[Dataset records]
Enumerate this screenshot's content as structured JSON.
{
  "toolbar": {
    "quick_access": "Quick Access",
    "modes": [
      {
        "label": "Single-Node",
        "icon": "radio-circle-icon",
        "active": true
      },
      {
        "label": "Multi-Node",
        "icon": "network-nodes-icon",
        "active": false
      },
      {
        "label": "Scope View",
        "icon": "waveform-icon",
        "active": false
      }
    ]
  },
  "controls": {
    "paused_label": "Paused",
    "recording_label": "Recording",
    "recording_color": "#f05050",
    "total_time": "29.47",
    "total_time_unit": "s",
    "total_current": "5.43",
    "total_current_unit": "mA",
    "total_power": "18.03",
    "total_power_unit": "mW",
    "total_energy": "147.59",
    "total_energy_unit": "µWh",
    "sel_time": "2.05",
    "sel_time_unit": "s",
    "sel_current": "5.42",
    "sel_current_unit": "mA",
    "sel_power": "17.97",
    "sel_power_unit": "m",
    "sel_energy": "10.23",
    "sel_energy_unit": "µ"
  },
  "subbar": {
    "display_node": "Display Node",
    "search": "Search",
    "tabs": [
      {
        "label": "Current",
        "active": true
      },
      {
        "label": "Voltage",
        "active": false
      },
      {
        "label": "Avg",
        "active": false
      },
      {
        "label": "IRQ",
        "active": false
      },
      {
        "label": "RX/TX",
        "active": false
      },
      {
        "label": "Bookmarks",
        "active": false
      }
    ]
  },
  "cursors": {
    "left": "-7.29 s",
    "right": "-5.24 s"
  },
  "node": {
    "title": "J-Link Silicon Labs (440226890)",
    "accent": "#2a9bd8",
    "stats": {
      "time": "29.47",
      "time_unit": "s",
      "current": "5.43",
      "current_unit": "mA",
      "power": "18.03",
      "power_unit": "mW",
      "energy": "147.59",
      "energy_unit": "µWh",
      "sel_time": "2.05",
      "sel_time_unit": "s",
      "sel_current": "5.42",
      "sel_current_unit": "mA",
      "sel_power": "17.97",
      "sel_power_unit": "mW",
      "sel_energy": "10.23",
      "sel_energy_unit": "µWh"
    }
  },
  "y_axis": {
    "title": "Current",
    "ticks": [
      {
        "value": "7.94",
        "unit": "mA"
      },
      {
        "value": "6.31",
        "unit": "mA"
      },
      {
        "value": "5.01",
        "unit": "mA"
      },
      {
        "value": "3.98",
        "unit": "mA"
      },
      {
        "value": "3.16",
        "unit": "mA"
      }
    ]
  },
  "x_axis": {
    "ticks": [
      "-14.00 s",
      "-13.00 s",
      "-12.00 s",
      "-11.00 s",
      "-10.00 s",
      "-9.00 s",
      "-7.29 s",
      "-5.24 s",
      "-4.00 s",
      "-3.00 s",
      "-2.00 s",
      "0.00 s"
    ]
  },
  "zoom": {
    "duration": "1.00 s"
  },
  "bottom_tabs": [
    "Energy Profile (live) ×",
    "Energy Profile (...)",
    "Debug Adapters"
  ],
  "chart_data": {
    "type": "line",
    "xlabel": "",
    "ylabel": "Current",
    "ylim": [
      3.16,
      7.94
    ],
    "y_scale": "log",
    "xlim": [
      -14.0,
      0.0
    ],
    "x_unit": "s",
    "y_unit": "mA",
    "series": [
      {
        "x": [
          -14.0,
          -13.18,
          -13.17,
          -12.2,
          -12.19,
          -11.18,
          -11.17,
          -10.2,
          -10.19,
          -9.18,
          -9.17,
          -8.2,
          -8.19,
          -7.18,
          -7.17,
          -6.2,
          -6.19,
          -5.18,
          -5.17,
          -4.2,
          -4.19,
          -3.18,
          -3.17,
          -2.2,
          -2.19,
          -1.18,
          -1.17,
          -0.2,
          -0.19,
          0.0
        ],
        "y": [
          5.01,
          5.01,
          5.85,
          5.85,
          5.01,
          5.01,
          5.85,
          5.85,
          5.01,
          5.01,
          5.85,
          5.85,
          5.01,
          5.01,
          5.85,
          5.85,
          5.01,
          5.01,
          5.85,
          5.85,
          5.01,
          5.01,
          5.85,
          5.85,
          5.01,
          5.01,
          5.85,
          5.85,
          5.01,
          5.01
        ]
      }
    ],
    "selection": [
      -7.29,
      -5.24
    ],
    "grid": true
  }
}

**What to do:** List all lines above in which the string "value" appears.

**Result:**
        "value": "7.94",
        "value": "6.31",
        "value": "5.01",
        "value": "3.98",
        "value": "3.16",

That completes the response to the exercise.